--- start Material for this task ---

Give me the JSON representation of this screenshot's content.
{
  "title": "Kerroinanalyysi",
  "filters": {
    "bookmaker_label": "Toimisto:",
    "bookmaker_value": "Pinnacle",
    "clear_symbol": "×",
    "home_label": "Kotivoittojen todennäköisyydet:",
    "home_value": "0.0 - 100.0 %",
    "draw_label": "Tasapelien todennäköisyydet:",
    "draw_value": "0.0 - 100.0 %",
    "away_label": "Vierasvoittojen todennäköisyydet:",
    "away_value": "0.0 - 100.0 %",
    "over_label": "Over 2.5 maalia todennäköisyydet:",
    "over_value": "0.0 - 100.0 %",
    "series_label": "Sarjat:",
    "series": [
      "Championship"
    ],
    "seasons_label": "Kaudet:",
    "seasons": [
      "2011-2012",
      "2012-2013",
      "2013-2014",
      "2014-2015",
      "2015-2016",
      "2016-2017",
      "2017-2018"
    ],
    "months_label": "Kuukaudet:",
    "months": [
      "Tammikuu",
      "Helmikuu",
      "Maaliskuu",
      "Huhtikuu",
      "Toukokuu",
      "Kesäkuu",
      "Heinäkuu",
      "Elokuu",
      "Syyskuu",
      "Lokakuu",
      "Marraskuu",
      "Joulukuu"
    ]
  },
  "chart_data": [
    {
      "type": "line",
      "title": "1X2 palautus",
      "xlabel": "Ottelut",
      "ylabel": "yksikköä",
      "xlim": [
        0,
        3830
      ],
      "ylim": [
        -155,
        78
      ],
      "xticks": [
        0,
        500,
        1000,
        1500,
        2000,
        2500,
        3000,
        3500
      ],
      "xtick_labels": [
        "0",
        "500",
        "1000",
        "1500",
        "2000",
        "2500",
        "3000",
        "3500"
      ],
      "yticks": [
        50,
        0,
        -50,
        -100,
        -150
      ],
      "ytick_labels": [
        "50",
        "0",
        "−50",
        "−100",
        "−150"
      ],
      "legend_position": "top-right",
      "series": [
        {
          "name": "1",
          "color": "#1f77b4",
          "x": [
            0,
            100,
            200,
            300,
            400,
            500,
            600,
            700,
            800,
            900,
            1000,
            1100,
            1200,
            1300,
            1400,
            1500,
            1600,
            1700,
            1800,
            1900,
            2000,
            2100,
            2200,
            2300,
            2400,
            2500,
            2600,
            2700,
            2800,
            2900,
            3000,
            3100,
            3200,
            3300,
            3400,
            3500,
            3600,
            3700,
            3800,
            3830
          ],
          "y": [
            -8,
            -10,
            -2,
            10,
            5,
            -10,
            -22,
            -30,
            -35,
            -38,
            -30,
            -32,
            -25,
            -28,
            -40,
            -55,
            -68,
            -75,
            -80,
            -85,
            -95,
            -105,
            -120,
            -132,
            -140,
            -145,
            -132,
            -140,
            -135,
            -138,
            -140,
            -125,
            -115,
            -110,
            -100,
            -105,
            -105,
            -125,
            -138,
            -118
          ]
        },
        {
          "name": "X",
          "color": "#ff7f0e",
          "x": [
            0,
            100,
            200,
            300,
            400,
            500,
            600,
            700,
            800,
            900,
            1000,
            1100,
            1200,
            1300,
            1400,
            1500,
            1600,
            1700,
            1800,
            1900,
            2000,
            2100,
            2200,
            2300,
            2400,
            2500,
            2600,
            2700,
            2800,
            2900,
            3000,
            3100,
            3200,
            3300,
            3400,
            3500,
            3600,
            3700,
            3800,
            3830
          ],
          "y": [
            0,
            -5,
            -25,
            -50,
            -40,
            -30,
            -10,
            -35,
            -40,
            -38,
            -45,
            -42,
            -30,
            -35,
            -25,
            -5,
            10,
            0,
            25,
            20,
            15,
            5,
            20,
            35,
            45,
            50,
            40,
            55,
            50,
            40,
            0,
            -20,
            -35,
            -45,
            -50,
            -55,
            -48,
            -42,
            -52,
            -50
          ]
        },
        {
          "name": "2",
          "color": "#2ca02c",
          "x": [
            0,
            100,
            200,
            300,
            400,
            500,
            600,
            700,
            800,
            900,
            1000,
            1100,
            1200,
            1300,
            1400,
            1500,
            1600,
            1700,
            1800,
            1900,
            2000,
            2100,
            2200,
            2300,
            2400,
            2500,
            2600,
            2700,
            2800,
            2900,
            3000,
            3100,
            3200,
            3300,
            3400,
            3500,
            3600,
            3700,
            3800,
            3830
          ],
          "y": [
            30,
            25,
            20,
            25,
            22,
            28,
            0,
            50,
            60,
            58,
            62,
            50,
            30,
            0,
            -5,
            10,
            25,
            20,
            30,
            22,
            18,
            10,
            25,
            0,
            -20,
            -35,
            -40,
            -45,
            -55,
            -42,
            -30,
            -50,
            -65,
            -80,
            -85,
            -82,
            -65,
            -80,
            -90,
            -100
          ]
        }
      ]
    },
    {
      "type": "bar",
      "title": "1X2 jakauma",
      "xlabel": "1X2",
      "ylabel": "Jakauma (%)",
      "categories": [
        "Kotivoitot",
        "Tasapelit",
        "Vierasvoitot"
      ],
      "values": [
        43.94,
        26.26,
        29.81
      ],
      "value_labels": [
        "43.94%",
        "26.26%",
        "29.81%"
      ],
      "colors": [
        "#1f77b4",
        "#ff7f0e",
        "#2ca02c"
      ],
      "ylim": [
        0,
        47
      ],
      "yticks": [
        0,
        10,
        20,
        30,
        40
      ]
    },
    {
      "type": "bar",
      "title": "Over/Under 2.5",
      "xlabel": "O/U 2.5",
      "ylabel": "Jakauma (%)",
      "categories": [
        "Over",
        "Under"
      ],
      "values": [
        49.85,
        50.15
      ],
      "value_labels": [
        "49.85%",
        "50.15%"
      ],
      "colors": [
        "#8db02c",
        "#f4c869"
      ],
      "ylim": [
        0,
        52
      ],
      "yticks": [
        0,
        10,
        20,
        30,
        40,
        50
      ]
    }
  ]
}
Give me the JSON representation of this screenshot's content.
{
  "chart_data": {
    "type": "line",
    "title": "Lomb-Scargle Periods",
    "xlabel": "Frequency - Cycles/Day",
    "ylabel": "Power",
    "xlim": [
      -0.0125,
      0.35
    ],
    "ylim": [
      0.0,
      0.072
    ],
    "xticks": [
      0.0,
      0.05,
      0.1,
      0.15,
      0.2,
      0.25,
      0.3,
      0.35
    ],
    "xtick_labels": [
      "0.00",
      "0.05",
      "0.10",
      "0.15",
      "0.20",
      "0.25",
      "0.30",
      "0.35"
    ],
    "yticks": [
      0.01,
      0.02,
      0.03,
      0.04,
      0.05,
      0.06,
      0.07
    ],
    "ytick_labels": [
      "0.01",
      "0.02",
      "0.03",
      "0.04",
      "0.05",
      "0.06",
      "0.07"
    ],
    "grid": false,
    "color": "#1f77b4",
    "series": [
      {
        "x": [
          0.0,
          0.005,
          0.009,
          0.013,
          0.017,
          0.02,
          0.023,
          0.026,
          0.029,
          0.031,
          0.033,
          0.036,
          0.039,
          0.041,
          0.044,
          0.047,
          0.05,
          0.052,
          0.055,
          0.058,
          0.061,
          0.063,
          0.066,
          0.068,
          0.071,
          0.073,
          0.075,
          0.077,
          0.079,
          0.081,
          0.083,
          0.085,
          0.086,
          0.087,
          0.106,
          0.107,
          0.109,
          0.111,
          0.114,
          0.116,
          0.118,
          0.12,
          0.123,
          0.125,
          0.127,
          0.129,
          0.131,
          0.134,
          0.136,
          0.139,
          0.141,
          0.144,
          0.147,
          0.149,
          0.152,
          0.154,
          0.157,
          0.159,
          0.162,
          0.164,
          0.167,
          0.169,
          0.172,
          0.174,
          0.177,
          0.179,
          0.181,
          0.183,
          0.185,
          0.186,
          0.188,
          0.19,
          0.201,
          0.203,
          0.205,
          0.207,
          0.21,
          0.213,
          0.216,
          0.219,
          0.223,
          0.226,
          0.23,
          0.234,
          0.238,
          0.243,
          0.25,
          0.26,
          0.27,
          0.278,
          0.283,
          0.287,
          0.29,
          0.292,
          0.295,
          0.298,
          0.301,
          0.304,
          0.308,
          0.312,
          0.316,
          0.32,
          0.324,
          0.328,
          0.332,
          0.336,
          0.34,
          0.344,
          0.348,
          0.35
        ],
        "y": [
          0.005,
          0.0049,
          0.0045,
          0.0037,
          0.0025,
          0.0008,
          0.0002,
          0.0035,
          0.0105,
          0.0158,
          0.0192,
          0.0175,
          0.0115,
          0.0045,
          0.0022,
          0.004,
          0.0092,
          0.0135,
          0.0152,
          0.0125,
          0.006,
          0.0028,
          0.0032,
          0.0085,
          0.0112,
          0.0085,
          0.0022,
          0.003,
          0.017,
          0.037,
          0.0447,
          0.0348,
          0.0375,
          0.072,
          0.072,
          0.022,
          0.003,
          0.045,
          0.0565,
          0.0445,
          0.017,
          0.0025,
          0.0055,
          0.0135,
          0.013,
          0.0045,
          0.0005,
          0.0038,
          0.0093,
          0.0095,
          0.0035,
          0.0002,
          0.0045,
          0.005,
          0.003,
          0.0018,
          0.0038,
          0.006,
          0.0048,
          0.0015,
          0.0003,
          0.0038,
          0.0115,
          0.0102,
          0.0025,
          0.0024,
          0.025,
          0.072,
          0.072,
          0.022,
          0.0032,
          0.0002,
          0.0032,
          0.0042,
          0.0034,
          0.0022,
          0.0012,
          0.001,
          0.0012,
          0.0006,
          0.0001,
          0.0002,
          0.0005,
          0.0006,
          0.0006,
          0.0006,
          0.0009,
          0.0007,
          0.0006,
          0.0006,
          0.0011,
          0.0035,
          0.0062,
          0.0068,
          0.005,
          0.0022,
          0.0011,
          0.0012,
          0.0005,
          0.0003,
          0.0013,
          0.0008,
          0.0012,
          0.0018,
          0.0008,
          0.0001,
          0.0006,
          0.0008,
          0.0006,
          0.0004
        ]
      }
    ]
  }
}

--- end Material for this task ---

Filter the records, keeping only lines that contain "xlabel", and show those lines.

[Exercise response]
      "xlabel": "Ottelut",
      "xlabel": "1X2",
      "xlabel": "O/U 2.5",
    "xlabel": "Frequency - Cycles/Day",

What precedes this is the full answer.